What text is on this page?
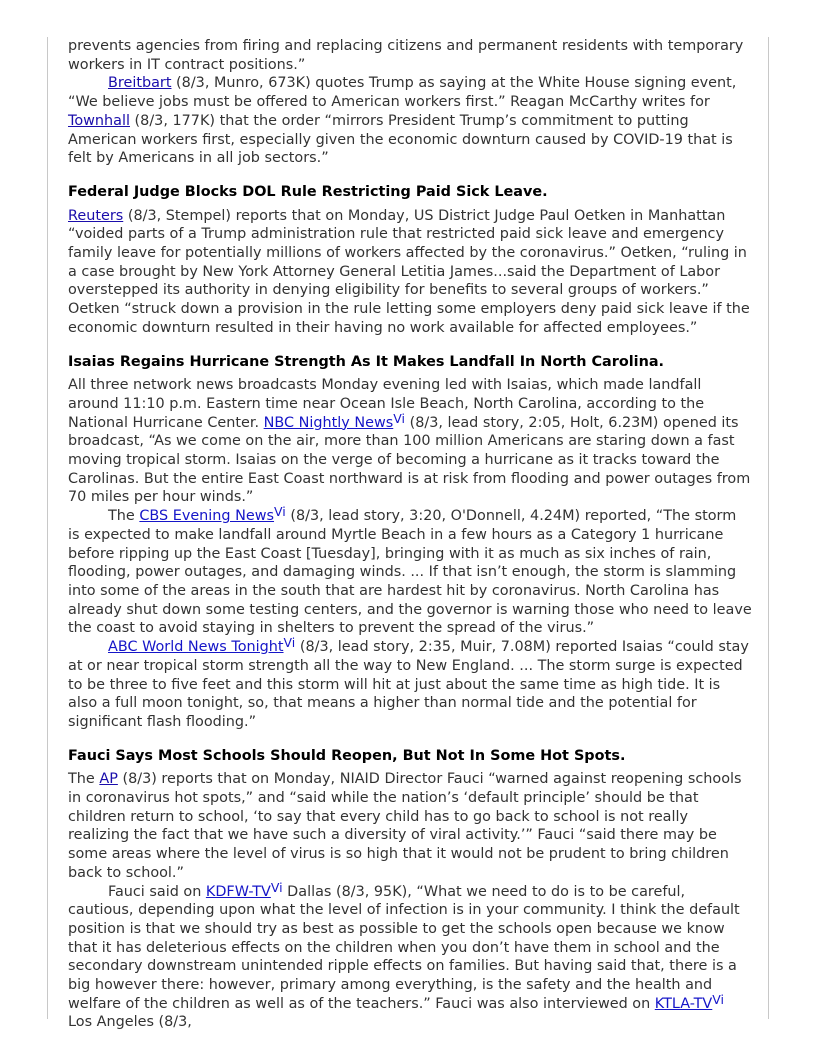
prevents agencies from firing and replacing citizens and permanent residents with temporary workers in IT contract positions.”

Breitbart (8/3, Munro, 673K) quotes Trump as saying at the White House signing event, “We believe jobs must be offered to American workers first.” Reagan McCarthy writes for Townhall (8/3, 177K) that the order “mirrors President Trump’s commitment to putting American workers first, especially given the economic downturn caused by COVID-19 that is felt by Americans in all job sectors.”

Federal Judge Blocks DOL Rule Restricting Paid Sick Leave.

Reuters (8/3, Stempel) reports that on Monday, US District Judge Paul Oetken in Manhattan “voided parts of a Trump administration rule that restricted paid sick leave and emergency family leave for potentially millions of workers affected by the coronavirus.” Oetken, “ruling in a case brought by New York Attorney General Letitia James...said the Department of Labor overstepped its authority in denying eligibility for benefits to several groups of workers.” Oetken “struck down a provision in the rule letting some employers deny paid sick leave if the economic downturn resulted in their having no work available for affected employees.”

Isaias Regains Hurricane Strength As It Makes Landfall In North Carolina.

All three network news broadcasts Monday evening led with Isaias, which made landfall around 11:10 p.m. Eastern time near Ocean Isle Beach, North Carolina, according to the National Hurricane Center. NBC Nightly NewsVi (8/3, lead story, 2:05, Holt, 6.23M) opened its broadcast, “As we come on the air, more than 100 million Americans are staring down a fast moving tropical storm. Isaias on the verge of becoming a hurricane as it tracks toward the Carolinas. But the entire East Coast northward is at risk from flooding and power outages from 70 miles per hour winds.”

The CBS Evening NewsVi (8/3, lead story, 3:20, O'Donnell, 4.24M) reported, “The storm is expected to make landfall around Myrtle Beach in a few hours as a Category 1 hurricane before ripping up the East Coast [Tuesday], bringing with it as much as six inches of rain, flooding, power outages, and damaging winds. ... If that isn’t enough, the storm is slamming into some of the areas in the south that are hardest hit by coronavirus. North Carolina has already shut down some testing centers, and the governor is warning those who need to leave the coast to avoid staying in shelters to prevent the spread of the virus.”

ABC World News TonightVi (8/3, lead story, 2:35, Muir, 7.08M) reported Isaias “could stay at or near tropical storm strength all the way to New England. ... The storm surge is expected to be three to five feet and this storm will hit at just about the same time as high tide. It is also a full moon tonight, so, that means a higher than normal tide and the potential for significant flash flooding.”

Fauci Says Most Schools Should Reopen, But Not In Some Hot Spots.

The AP (8/3) reports that on Monday, NIAID Director Fauci “warned against reopening schools in coronavirus hot spots,” and “said while the nation’s ‘default principle’ should be that children return to school, ‘to say that every child has to go back to school is not really realizing the fact that we have such a diversity of viral activity.’” Fauci “said there may be some areas where the level of virus is so high that it would not be prudent to bring children back to school.”

Fauci said on KDFW-TVVi Dallas (8/3, 95K), “What we need to do is to be careful, cautious, depending upon what the level of infection is in your community. I think the default position is that we should try as best as possible to get the schools open because we know that it has deleterious effects on the children when you don’t have them in school and the secondary downstream unintended ripple effects on families. But having said that, there is a big however there: however, primary among everything, is the safety and the health and welfare of the children as well as of the teachers.” Fauci was also interviewed on KTLA-TVVi Los Angeles (8/3,
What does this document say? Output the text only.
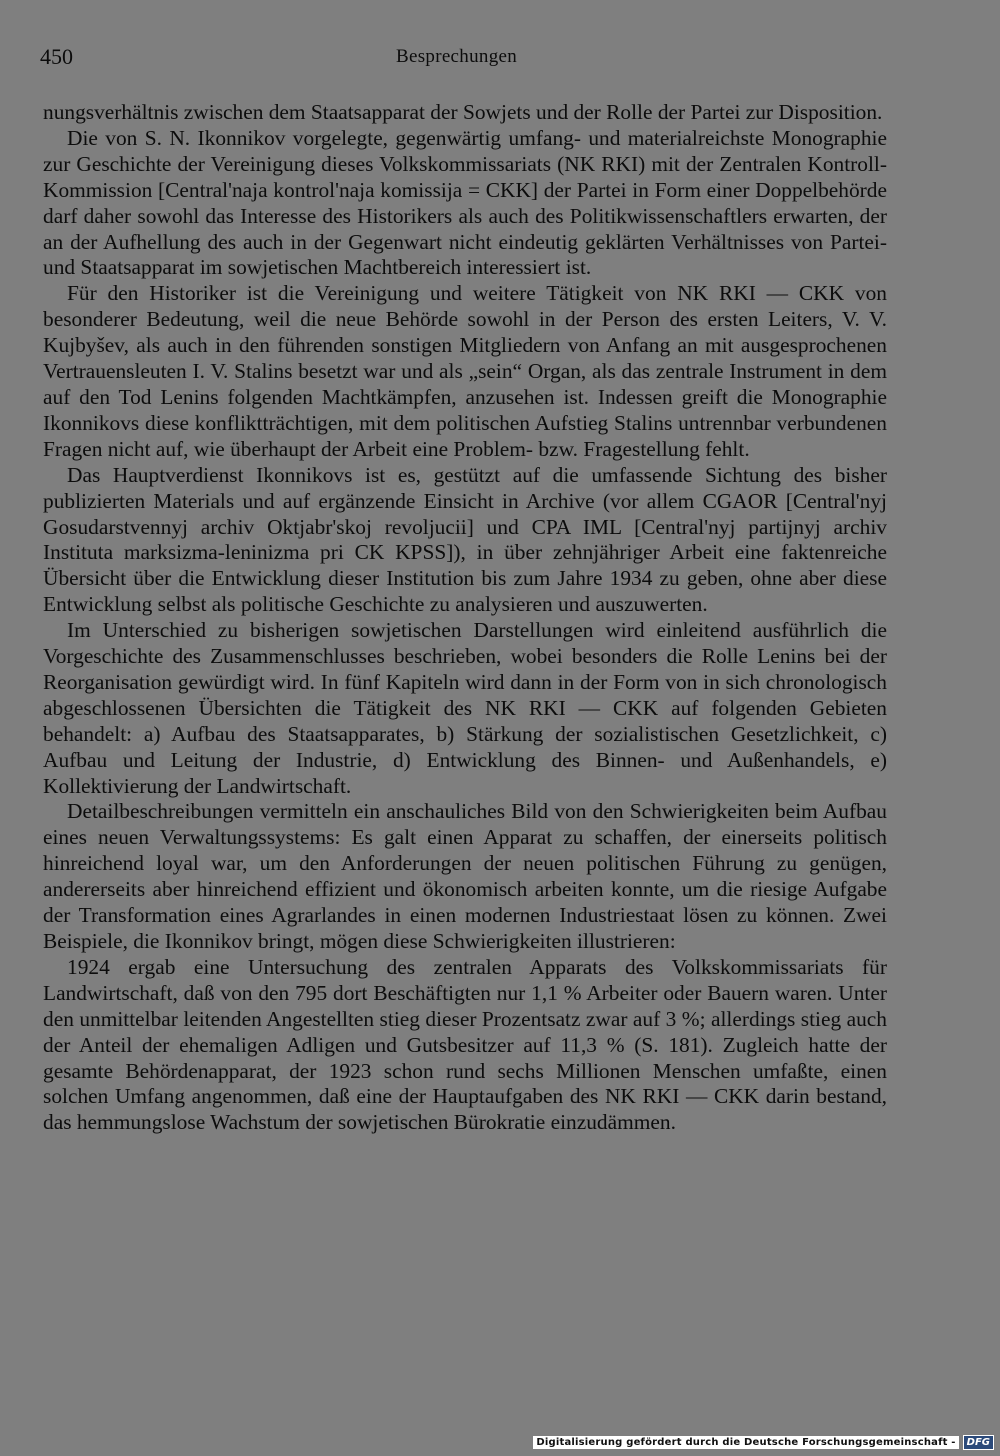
450	Besprechungen

nungsverhältnis zwischen dem Staatsapparat der Sowjets und der Rolle der Partei zur Disposition.

Die von S. N. Ikonnikov vorgelegte, gegenwärtig umfang- und materialreichste Monographie zur Geschichte der Vereinigung dieses Volkskommissariats (NK RKI) mit der Zentralen Kontroll-Kommission [Central'naja kontrol'naja komissija = CKK] der Partei in Form einer Doppelbehörde darf daher sowohl das Interesse des Historikers als auch des Politikwissenschaftlers erwarten, der an der Aufhellung des auch in der Gegenwart nicht eindeutig geklärten Verhältnisses von Partei- und Staatsapparat im sowjetischen Machtbereich interessiert ist.

Für den Historiker ist die Vereinigung und weitere Tätigkeit von NK RKI — CKK von besonderer Bedeutung, weil die neue Behörde sowohl in der Person des ersten Leiters, V. V. Kujbyšev, als auch in den führenden sonstigen Mitgliedern von Anfang an mit ausgesprochenen Vertrauensleuten I. V. Stalins besetzt war und als „sein“ Organ, als das zentrale Instrument in dem auf den Tod Lenins folgenden Machtkämpfen, anzusehen ist. Indessen greift die Monographie Ikonnikovs diese konfliktträchtigen, mit dem politischen Aufstieg Stalins untrennbar verbundenen Fragen nicht auf, wie überhaupt der Arbeit eine Problem- bzw. Fragestellung fehlt.

Das Hauptverdienst Ikonnikovs ist es, gestützt auf die umfassende Sichtung des bisher publizierten Materials und auf ergänzende Einsicht in Archive (vor allem CGAOR [Central'nyj Gosudarstvennyj archiv Oktjabr'skoj revoljucii] und CPA IML [Central'nyj partijnyj archiv Instituta marksizma-leninizma pri CK KPSS]), in über zehnjähriger Arbeit eine faktenreiche Übersicht über die Entwicklung dieser Institution bis zum Jahre 1934 zu geben, ohne aber diese Entwicklung selbst als politische Geschichte zu analysieren und auszuwerten.

Im Unterschied zu bisherigen sowjetischen Darstellungen wird einleitend ausführlich die Vorgeschichte des Zusammenschlusses beschrieben, wobei besonders die Rolle Lenins bei der Reorganisation gewürdigt wird. In fünf Kapiteln wird dann in der Form von in sich chronologisch abgeschlossenen Übersichten die Tätigkeit des NK RKI — CKK auf folgenden Gebieten behandelt: a) Aufbau des Staatsapparates, b) Stärkung der sozialistischen Gesetzlichkeit, c) Aufbau und Leitung der Industrie, d) Entwicklung des Binnen- und Außenhandels, e) Kollektivierung der Landwirtschaft.

Detailbeschreibungen vermitteln ein anschauliches Bild von den Schwierigkeiten beim Aufbau eines neuen Verwaltungssystems: Es galt einen Apparat zu schaffen, der einerseits politisch hinreichend loyal war, um den Anforderungen der neuen politischen Führung zu genügen, andererseits aber hinreichend effizient und ökonomisch arbeiten konnte, um die riesige Aufgabe der Transformation eines Agrarlandes in einen modernen Industriestaat lösen zu können. Zwei Beispiele, die Ikonnikov bringt, mögen diese Schwierigkeiten illustrieren:

1924 ergab eine Untersuchung des zentralen Apparats des Volkskommissariats für Landwirtschaft, daß von den 795 dort Beschäftigten nur 1,1 % Arbeiter oder Bauern waren. Unter den unmittelbar leitenden Angestellten stieg dieser Prozentsatz zwar auf 3 %; allerdings stieg auch der Anteil der ehemaligen Adligen und Gutsbesitzer auf 11,3 % (S. 181). Zugleich hatte der gesamte Behördenapparat, der 1923 schon rund sechs Millionen Menschen umfaßte, einen solchen Umfang angenommen, daß eine der Hauptaufgaben des NK RKI — CKK darin bestand, das hemmungslose Wachstum der sowjetischen Bürokratie einzudämmen.

Digitalisierung gefördert durch die Deutsche Forschungsgemeinschaft -	DFG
+---+
Exercise details> Among the lines above, return each one holding the string "text".

Solution to the problem>
What text is on this page?
What does this document say? Output the text only.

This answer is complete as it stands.